Quote the entries that follow exactly, leaving none out.

-- Begin Records provided --

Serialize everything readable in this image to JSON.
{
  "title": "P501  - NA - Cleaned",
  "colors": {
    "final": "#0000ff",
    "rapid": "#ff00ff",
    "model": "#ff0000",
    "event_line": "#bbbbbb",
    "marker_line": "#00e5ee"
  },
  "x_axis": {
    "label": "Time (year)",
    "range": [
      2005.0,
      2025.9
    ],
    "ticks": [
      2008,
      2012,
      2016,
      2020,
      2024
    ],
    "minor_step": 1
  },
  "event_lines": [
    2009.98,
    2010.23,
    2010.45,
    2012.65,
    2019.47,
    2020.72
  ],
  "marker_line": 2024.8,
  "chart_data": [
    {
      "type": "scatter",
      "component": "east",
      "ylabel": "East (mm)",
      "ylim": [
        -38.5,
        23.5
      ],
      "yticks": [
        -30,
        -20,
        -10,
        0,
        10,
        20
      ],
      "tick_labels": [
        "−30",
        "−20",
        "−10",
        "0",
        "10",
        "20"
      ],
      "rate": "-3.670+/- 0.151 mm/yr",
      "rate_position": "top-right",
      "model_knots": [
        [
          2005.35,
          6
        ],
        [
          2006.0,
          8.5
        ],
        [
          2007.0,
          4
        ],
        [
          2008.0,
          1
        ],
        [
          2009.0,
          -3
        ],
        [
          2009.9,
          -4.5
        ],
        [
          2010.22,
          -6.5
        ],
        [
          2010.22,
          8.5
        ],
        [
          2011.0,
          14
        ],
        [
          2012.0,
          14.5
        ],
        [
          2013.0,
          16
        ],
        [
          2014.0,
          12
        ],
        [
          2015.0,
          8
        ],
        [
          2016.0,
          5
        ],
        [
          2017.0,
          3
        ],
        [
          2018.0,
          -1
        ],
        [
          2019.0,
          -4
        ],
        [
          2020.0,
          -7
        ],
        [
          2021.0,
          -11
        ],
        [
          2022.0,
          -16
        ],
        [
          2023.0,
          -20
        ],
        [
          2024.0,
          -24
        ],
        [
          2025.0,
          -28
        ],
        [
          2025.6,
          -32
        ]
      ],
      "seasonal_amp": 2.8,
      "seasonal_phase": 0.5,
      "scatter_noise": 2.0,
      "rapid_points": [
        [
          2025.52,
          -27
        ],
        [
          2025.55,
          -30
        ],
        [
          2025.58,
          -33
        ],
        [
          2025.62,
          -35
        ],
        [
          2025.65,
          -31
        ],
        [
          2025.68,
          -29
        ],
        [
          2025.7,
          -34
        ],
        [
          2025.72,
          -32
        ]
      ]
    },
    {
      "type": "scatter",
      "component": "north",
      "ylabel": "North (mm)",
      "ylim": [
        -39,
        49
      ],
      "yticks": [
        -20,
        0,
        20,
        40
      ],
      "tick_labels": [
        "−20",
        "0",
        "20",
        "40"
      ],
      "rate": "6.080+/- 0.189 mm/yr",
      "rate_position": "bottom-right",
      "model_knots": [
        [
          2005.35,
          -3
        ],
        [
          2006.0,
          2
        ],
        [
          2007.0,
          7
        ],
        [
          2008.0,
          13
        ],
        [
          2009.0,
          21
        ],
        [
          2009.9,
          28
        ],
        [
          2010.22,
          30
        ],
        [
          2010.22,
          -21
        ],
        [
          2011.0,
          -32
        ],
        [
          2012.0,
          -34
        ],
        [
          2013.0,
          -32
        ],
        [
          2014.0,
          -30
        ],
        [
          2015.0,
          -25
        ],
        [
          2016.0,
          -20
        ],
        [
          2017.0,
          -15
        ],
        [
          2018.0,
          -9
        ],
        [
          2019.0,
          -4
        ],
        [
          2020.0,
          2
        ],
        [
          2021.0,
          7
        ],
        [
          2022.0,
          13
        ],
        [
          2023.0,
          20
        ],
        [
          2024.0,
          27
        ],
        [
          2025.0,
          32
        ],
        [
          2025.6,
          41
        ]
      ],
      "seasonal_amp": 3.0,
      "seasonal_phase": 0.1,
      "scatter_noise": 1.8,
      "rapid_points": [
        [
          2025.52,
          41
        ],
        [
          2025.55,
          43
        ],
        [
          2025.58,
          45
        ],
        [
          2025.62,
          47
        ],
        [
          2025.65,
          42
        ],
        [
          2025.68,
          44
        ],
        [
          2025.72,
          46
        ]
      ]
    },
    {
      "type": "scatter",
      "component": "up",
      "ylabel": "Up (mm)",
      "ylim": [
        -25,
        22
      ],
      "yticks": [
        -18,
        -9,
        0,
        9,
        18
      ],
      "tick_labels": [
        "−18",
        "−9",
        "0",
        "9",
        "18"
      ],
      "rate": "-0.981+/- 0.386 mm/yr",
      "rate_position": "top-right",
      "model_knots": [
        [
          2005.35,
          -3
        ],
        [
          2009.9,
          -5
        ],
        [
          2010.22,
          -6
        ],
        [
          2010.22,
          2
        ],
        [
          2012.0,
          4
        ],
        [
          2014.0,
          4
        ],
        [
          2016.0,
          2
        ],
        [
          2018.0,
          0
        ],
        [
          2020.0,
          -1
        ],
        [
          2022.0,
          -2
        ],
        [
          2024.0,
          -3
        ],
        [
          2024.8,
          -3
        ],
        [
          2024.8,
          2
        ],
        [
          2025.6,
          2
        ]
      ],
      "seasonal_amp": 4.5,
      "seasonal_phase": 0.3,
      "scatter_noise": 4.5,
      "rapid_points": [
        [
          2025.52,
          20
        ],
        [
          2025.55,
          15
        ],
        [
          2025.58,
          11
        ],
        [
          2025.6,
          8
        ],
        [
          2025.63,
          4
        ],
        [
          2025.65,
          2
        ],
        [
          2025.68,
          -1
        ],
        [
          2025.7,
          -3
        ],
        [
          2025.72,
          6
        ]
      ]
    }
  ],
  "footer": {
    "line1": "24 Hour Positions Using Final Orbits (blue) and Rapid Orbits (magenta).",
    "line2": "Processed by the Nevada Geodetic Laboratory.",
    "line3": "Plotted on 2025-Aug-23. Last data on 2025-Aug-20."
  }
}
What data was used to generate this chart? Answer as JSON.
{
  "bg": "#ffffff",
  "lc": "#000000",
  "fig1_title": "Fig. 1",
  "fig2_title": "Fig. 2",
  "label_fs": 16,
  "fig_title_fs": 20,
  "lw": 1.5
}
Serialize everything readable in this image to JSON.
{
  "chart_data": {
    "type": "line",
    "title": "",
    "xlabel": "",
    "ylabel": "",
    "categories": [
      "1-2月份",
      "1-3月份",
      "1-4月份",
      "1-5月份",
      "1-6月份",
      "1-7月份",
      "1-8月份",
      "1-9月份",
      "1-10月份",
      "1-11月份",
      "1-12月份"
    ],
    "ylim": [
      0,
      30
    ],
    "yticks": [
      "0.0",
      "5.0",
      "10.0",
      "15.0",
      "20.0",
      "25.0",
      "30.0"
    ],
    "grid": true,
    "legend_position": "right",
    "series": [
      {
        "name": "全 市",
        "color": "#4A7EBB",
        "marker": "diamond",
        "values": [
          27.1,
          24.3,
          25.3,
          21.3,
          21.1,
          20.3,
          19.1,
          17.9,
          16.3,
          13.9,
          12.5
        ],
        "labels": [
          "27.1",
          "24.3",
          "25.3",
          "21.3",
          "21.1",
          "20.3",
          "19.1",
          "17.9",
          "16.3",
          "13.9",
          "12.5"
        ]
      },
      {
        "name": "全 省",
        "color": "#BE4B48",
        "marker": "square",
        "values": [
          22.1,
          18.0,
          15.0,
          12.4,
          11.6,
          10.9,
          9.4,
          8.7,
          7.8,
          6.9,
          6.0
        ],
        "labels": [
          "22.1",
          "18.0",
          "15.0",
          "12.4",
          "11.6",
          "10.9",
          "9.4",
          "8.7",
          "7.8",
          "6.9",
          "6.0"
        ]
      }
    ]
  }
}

-- End Records provided --

__The answer__:
Serialize everything readable in this image to JSON.
{
  "title": "P501  - NA - Cleaned",
  "colors": {
    "final": "#0000ff",
    "rapid": "#ff00ff",
    "model": "#ff0000",
    "event_line": "#bbbbbb",
    "marker_line": "#00e5ee"
  },
  "x_axis": {
    "label": "Time (year)",
    "range": [
      2005.0,
      2025.9
    ],
    "ticks": [
      2008,
      2012,
      2016,
      2020,
      2024
    ],
    "minor_step": 1
  },
  "event_lines": [
    2009.98,
    2010.23,
    2010.45,
    2012.65,
    2019.47,
    2020.72
  ],
  "marker_line": 2024.8,
  "chart_data": [
    {
      "type": "scatter",
      "component": "east",
      "ylabel": "East (mm)",
      "ylim": [
        -38.5,
        23.5
      ],
      "yticks": [
        -30,
        -20,
        -10,
        0,
        10,
        20
      ],
      "tick_labels": [
        "−30",
        "−20",
        "−10",
        "0",
        "10",
        "20"
      ],
      "rate": "-3.670+/- 0.151 mm/yr",
      "rate_position": "top-right",
      "model_knots": [
        [
          2005.35,
          6
        ],
        [
          2006.0,
          8.5
        ],
        [
          2007.0,
          4
        ],
        [
          2008.0,
          1
        ],
        [
          2009.0,
          -3
        ],
        [
          2009.9,
          -4.5
        ],
        [
          2010.22,
          -6.5
        ],
        [
          2010.22,
          8.5
        ],
        [
          2011.0,
          14
        ],
        [
          2012.0,
          14.5
        ],
        [
          2013.0,
          16
        ],
        [
          2014.0,
          12
        ],
        [
          2015.0,
          8
        ],
        [
          2016.0,
          5
        ],
        [
          2017.0,
          3
        ],
        [
          2018.0,
          -1
        ],
        [
          2019.0,
          -4
        ],
        [
          2020.0,
          -7
        ],
        [
          2021.0,
          -11
        ],
        [
          2022.0,
          -16
        ],
        [
          2023.0,
          -20
        ],
        [
          2024.0,
          -24
        ],
        [
          2025.0,
          -28
        ],
        [
          2025.6,
          -32
        ]
      ],
      "seasonal_amp": 2.8,
      "seasonal_phase": 0.5,
      "scatter_noise": 2.0,
      "rapid_points": [
        [
          2025.52,
          -27
        ],
        [
          2025.55,
          -30
        ],
        [
          2025.58,
          -33
        ],
        [
          2025.62,
          -35
        ],
        [
          2025.65,
          -31
        ],
        [
          2025.68,
          -29
        ],
        [
          2025.7,
          -34
        ],
        [
          2025.72,
          -32
        ]
      ]
    },
    {
      "type": "scatter",
      "component": "north",
      "ylabel": "North (mm)",
      "ylim": [
        -39,
        49
      ],
      "yticks": [
        -20,
        0,
        20,
        40
      ],
      "tick_labels": [
        "−20",
        "0",
        "20",
        "40"
      ],
      "rate": "6.080+/- 0.189 mm/yr",
      "rate_position": "bottom-right",
      "model_knots": [
        [
          2005.35,
          -3
        ],
        [
          2006.0,
          2
        ],
        [
          2007.0,
          7
        ],
        [
          2008.0,
          13
        ],
        [
          2009.0,
          21
        ],
        [
          2009.9,
          28
        ],
        [
          2010.22,
          30
        ],
        [
          2010.22,
          -21
        ],
        [
          2011.0,
          -32
        ],
        [
          2012.0,
          -34
        ],
        [
          2013.0,
          -32
        ],
        [
          2014.0,
          -30
        ],
        [
          2015.0,
          -25
        ],
        [
          2016.0,
          -20
        ],
        [
          2017.0,
          -15
        ],
        [
          2018.0,
          -9
        ],
        [
          2019.0,
          -4
        ],
        [
          2020.0,
          2
        ],
        [
          2021.0,
          7
        ],
        [
          2022.0,
          13
        ],
        [
          2023.0,
          20
        ],
        [
          2024.0,
          27
        ],
        [
          2025.0,
          32
        ],
        [
          2025.6,
          41
        ]
      ],
      "seasonal_amp": 3.0,
      "seasonal_phase": 0.1,
      "scatter_noise": 1.8,
      "rapid_points": [
        [
          2025.52,
          41
        ],
        [
          2025.55,
          43
        ],
        [
          2025.58,
          45
        ],
        [
          2025.62,
          47
        ],
        [
          2025.65,
          42
        ],
        [
          2025.68,
          44
        ],
        [
          2025.72,
          46
        ]
      ]
    },
    {
      "type": "scatter",
      "component": "up",
      "ylabel": "Up (mm)",
      "ylim": [
        -25,
        22
      ],
      "yticks": [
        -18,
        -9,
        0,
        9,
        18
      ],
      "tick_labels": [
        "−18",
        "−9",
        "0",
        "9",
        "18"
      ],
      "rate": "-0.981+/- 0.386 mm/yr",
      "rate_position": "top-right",
      "model_knots": [
        [
          2005.35,
          -3
        ],
        [
          2009.9,
          -5
        ],
        [
          2010.22,
          -6
        ],
        [
          2010.22,
          2
        ],
        [
          2012.0,
          4
        ],
        [
          2014.0,
          4
        ],
        [
          2016.0,
          2
        ],
        [
          2018.0,
          0
        ],
        [
          2020.0,
          -1
        ],
        [
          2022.0,
          -2
        ],
        [
          2024.0,
          -3
        ],
        [
          2024.8,
          -3
        ],
        [
          2024.8,
          2
        ],
        [
          2025.6,
          2
        ]
      ],
      "seasonal_amp": 4.5,
      "seasonal_phase": 0.3,
      "scatter_noise": 4.5,
      "rapid_points": [
        [
          2025.52,
          20
        ],
        [
          2025.55,
          15
        ],
        [
          2025.58,
          11
        ],
        [
          2025.6,
          8
        ],
        [
          2025.63,
          4
        ],
        [
          2025.65,
          2
        ],
        [
          2025.68,
          -1
        ],
        [
          2025.7,
          -3
        ],
        [
          2025.72,
          6
        ]
      ]
    }
  ],
  "footer": {
    "line1": "24 Hour Positions Using Final Orbits (blue) and Rapid Orbits (magenta).",
    "line2": "Processed by the Nevada Geodetic Laboratory.",
    "line3": "Plotted on 2025-Aug-23. Last data on 2025-Aug-20."
  }
}
What data was used to generate this chart? Answer as JSON.
{
  "bg": "#ffffff",
  "lc": "#000000",
  "fig1_title": "Fig. 1",
  "fig2_title": "Fig. 2",
  "label_fs": 16,
  "fig_title_fs": 20,
  "lw": 1.5
}
Serialize everything readable in this image to JSON.
{
  "chart_data": {
    "type": "line",
    "title": "",
    "xlabel": "",
    "ylabel": "",
    "categories": [
      "1-2月份",
      "1-3月份",
      "1-4月份",
      "1-5月份",
      "1-6月份",
      "1-7月份",
      "1-8月份",
      "1-9月份",
      "1-10月份",
      "1-11月份",
      "1-12月份"
    ],
    "ylim": [
      0,
      30
    ],
    "yticks": [
      "0.0",
      "5.0",
      "10.0",
      "15.0",
      "20.0",
      "25.0",
      "30.0"
    ],
    "grid": true,
    "legend_position": "right",
    "series": [
      {
        "name": "全 市",
        "color": "#4A7EBB",
        "marker": "diamond",
        "values": [
          27.1,
          24.3,
          25.3,
          21.3,
          21.1,
          20.3,
          19.1,
          17.9,
          16.3,
          13.9,
          12.5
        ],
        "labels": [
          "27.1",
          "24.3",
          "25.3",
          "21.3",
          "21.1",
          "20.3",
          "19.1",
          "17.9",
          "16.3",
          "13.9",
          "12.5"
        ]
      },
      {
        "name": "全 省",
        "color": "#BE4B48",
        "marker": "square",
        "values": [
          22.1,
          18.0,
          15.0,
          12.4,
          11.6,
          10.9,
          9.4,
          8.7,
          7.8,
          6.9,
          6.0
        ],
        "labels": [
          "22.1",
          "18.0",
          "15.0",
          "12.4",
          "11.6",
          "10.9",
          "9.4",
          "8.7",
          "7.8",
          "6.9",
          "6.0"
        ]
      }
    ]
  }
}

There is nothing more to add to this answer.